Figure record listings
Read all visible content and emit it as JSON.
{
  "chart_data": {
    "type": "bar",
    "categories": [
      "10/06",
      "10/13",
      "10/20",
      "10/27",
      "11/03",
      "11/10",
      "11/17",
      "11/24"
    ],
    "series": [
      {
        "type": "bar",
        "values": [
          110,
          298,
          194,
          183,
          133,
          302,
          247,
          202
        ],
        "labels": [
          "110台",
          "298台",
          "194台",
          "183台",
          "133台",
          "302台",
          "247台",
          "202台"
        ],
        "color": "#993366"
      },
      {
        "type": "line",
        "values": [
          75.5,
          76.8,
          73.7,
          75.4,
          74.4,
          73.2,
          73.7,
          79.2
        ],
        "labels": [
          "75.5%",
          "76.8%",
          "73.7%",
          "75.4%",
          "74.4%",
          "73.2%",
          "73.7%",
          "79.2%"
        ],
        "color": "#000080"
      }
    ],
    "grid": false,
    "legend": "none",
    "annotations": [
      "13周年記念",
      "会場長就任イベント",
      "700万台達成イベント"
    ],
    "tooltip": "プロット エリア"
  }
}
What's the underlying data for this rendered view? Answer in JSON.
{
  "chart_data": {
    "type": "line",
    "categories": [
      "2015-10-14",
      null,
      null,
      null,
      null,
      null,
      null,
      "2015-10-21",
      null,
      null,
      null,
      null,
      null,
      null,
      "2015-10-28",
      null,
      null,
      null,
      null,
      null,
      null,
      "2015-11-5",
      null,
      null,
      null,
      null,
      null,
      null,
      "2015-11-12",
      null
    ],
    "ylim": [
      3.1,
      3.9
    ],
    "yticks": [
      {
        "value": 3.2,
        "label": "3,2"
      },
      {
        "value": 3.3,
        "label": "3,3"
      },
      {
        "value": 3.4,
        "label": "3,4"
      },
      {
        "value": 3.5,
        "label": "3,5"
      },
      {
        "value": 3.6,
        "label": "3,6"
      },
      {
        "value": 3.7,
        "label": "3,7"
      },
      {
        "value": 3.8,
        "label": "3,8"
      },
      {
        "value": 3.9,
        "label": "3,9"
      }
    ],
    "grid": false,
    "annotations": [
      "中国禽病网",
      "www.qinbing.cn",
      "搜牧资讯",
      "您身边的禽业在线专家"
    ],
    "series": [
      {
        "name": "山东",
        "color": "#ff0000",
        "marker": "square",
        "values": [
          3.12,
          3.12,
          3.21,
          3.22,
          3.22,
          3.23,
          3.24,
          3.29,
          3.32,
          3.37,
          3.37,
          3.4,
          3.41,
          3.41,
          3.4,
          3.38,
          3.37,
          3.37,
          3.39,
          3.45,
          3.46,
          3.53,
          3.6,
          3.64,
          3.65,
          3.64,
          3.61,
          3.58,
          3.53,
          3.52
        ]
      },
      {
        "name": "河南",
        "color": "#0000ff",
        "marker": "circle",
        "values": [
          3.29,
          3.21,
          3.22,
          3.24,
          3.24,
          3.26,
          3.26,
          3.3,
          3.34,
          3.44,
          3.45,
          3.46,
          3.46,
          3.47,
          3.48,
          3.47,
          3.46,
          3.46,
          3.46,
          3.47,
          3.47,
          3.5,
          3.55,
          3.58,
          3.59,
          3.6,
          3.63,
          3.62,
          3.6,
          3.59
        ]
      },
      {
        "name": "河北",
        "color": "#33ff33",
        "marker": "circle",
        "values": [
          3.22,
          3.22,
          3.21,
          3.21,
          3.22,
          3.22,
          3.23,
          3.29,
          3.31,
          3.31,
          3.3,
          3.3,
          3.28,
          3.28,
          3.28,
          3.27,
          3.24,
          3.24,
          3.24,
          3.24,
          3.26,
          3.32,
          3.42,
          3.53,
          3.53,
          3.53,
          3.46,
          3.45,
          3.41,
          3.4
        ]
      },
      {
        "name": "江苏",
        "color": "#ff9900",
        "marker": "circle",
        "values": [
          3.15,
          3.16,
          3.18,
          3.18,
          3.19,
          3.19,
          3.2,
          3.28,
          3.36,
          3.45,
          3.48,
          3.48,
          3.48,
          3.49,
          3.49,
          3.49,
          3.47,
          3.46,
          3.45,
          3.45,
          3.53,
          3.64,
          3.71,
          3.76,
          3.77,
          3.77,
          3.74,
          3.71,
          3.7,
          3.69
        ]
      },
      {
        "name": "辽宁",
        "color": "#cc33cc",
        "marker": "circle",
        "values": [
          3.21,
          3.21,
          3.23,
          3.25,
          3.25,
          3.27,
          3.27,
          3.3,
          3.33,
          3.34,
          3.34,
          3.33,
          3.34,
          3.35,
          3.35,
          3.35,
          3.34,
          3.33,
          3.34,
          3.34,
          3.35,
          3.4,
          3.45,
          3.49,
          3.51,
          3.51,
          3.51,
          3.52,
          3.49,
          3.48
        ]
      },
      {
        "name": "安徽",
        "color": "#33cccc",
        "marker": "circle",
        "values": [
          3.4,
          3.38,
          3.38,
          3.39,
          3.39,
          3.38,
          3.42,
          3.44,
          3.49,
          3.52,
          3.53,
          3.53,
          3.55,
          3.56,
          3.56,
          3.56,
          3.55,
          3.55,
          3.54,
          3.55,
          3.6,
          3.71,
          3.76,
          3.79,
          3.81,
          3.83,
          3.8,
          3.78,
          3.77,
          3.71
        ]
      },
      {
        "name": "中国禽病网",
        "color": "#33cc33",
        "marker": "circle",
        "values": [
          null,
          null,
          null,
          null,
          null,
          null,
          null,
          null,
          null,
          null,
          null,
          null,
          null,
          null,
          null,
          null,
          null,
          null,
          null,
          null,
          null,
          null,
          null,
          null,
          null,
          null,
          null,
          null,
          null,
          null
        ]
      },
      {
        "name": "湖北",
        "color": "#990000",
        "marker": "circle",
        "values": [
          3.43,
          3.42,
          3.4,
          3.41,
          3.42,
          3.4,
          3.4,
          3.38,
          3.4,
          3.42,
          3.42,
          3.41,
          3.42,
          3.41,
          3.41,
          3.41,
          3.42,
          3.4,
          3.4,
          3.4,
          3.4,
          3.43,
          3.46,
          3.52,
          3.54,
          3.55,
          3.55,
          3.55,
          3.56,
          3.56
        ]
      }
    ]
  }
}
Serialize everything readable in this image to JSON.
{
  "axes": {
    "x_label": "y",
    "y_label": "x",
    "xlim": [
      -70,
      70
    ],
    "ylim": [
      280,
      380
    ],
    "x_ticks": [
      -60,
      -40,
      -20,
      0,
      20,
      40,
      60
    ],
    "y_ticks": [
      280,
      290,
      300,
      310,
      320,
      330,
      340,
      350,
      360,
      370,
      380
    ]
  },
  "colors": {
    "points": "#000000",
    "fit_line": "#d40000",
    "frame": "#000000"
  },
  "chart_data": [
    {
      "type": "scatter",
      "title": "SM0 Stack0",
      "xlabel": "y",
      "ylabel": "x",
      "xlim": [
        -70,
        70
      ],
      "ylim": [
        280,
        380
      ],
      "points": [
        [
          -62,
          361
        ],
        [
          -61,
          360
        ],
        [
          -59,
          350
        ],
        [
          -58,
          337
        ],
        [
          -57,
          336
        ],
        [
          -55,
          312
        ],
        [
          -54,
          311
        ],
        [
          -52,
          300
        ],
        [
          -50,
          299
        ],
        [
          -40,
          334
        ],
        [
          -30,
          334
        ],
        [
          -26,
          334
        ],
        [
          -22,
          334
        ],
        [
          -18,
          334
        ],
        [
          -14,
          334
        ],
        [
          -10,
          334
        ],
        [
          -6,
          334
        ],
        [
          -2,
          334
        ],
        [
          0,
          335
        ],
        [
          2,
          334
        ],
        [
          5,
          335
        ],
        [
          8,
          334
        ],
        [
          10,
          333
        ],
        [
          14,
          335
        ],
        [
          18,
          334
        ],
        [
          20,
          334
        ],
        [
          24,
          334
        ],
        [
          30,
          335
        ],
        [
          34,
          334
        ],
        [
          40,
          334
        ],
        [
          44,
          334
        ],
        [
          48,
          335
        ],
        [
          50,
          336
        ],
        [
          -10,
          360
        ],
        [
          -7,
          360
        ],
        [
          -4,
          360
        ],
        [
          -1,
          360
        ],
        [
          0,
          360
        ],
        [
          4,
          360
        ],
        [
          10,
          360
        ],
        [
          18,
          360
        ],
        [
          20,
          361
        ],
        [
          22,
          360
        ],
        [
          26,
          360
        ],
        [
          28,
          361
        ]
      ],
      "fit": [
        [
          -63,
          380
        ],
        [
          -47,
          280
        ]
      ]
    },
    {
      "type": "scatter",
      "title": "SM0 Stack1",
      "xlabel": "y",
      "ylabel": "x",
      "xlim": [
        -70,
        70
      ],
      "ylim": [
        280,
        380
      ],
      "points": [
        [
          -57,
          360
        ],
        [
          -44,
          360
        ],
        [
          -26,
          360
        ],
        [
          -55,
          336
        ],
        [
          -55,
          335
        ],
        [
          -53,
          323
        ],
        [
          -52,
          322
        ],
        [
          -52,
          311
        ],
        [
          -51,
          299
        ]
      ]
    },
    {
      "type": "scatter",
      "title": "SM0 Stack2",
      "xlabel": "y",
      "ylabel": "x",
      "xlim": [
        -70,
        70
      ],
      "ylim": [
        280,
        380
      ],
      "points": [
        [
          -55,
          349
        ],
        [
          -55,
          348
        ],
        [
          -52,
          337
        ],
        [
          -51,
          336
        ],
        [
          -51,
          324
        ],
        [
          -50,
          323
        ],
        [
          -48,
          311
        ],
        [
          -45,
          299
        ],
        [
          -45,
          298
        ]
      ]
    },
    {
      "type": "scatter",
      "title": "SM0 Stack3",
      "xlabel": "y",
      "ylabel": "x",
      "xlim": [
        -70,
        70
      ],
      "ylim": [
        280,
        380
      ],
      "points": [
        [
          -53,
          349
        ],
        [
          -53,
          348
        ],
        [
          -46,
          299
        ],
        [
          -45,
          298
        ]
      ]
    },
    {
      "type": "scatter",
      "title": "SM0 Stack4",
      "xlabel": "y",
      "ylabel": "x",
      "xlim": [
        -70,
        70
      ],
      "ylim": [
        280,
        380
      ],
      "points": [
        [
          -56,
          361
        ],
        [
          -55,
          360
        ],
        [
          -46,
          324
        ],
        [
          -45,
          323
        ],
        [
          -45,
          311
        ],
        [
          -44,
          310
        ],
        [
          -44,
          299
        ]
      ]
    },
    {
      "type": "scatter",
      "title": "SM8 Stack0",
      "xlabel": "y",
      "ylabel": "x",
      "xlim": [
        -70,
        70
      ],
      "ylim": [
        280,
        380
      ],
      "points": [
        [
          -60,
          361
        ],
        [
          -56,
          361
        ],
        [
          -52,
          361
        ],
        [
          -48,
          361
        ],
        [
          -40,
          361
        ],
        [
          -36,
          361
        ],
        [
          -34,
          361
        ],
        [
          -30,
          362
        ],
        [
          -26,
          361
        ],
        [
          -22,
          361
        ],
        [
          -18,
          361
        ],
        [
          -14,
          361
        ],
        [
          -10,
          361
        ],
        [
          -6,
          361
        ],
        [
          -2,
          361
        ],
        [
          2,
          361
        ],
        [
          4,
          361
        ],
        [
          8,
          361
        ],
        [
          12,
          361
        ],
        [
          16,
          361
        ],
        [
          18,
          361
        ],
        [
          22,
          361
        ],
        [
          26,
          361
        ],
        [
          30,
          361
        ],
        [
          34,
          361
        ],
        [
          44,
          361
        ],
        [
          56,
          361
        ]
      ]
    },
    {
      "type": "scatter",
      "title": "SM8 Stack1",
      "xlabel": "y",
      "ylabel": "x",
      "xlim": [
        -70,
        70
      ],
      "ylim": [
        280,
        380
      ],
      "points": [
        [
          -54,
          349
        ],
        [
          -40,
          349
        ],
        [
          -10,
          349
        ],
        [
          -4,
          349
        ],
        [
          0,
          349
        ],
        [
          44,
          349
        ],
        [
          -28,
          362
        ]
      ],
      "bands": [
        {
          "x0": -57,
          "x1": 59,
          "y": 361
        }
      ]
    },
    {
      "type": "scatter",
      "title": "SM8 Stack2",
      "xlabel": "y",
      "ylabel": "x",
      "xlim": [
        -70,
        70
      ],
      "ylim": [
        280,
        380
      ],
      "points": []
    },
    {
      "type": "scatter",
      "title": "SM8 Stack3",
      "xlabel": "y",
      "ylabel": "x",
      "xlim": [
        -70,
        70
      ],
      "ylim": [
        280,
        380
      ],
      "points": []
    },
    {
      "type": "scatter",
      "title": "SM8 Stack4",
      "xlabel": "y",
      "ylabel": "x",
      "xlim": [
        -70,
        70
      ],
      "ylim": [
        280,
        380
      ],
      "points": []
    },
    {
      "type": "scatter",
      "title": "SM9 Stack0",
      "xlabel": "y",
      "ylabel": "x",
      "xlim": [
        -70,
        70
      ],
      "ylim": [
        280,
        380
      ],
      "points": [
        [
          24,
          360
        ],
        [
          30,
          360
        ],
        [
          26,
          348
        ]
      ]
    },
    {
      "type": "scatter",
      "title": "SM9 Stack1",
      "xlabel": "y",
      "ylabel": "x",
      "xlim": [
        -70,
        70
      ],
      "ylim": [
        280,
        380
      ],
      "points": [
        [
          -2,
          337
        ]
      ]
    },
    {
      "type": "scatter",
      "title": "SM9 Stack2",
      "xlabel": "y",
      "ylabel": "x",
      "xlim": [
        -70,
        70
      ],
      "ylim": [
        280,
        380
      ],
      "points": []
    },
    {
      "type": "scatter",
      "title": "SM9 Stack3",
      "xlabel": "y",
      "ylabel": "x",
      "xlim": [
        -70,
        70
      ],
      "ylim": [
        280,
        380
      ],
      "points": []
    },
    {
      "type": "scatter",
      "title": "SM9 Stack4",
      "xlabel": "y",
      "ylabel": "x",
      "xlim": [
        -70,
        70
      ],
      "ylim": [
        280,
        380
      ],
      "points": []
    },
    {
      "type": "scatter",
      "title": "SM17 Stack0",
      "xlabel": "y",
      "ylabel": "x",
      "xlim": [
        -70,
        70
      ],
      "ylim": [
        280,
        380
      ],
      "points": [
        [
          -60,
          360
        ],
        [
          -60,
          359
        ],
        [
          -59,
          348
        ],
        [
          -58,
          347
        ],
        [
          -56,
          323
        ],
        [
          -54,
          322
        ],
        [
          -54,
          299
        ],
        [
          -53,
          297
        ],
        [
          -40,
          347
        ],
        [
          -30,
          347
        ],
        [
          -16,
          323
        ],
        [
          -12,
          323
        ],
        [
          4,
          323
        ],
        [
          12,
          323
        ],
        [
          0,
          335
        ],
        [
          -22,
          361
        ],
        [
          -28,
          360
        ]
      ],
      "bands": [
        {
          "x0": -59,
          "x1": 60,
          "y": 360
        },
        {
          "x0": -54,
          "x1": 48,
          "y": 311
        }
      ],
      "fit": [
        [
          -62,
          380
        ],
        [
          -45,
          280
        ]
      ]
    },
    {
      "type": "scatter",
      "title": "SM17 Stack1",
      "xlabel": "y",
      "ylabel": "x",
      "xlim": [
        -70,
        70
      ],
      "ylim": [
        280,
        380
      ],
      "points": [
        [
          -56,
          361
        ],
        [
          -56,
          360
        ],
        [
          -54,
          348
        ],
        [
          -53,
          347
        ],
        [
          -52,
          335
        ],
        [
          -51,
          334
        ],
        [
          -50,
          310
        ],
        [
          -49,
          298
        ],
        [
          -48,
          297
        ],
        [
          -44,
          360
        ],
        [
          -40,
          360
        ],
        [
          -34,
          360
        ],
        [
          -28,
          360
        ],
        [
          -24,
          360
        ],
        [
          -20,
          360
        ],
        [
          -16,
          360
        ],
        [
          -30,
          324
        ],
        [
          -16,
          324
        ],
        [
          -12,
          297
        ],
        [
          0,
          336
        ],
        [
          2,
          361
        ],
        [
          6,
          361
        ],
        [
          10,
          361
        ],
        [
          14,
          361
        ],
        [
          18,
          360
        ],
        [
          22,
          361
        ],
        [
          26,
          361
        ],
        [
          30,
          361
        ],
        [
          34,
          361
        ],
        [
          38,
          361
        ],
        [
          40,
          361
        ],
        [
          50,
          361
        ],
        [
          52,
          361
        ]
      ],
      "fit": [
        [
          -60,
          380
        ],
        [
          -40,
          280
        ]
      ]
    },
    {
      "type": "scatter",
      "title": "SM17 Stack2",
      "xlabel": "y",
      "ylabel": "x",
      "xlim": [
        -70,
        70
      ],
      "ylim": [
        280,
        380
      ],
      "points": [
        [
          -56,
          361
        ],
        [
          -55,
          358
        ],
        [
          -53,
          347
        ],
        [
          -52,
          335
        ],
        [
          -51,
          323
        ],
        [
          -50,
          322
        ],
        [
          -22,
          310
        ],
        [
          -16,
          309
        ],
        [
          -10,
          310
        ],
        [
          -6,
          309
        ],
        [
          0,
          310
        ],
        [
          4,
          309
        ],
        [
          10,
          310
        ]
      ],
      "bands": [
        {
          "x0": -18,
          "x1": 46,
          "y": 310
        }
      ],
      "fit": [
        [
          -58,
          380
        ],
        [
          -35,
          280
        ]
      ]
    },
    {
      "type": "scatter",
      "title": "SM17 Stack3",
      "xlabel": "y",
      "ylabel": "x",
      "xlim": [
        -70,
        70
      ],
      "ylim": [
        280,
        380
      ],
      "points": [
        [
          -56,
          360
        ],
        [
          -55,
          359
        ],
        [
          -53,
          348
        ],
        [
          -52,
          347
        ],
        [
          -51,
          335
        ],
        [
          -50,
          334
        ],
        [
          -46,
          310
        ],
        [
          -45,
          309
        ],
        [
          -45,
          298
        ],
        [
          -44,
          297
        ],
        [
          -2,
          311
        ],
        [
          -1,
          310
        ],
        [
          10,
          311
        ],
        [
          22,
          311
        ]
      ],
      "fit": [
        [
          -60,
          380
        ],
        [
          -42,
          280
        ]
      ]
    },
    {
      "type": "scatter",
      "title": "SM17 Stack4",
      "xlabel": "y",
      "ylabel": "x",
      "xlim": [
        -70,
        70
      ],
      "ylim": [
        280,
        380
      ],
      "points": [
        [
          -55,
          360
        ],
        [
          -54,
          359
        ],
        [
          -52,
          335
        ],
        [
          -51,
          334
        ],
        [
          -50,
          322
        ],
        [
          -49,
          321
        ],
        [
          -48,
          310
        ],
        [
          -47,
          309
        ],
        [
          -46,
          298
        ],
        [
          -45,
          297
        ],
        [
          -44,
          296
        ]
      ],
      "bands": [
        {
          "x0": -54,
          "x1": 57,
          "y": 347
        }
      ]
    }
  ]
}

TASK TO COMPLETE: Determine how many lines include the word "this" and report that number by itself.

COMPLETE ANSWER: 2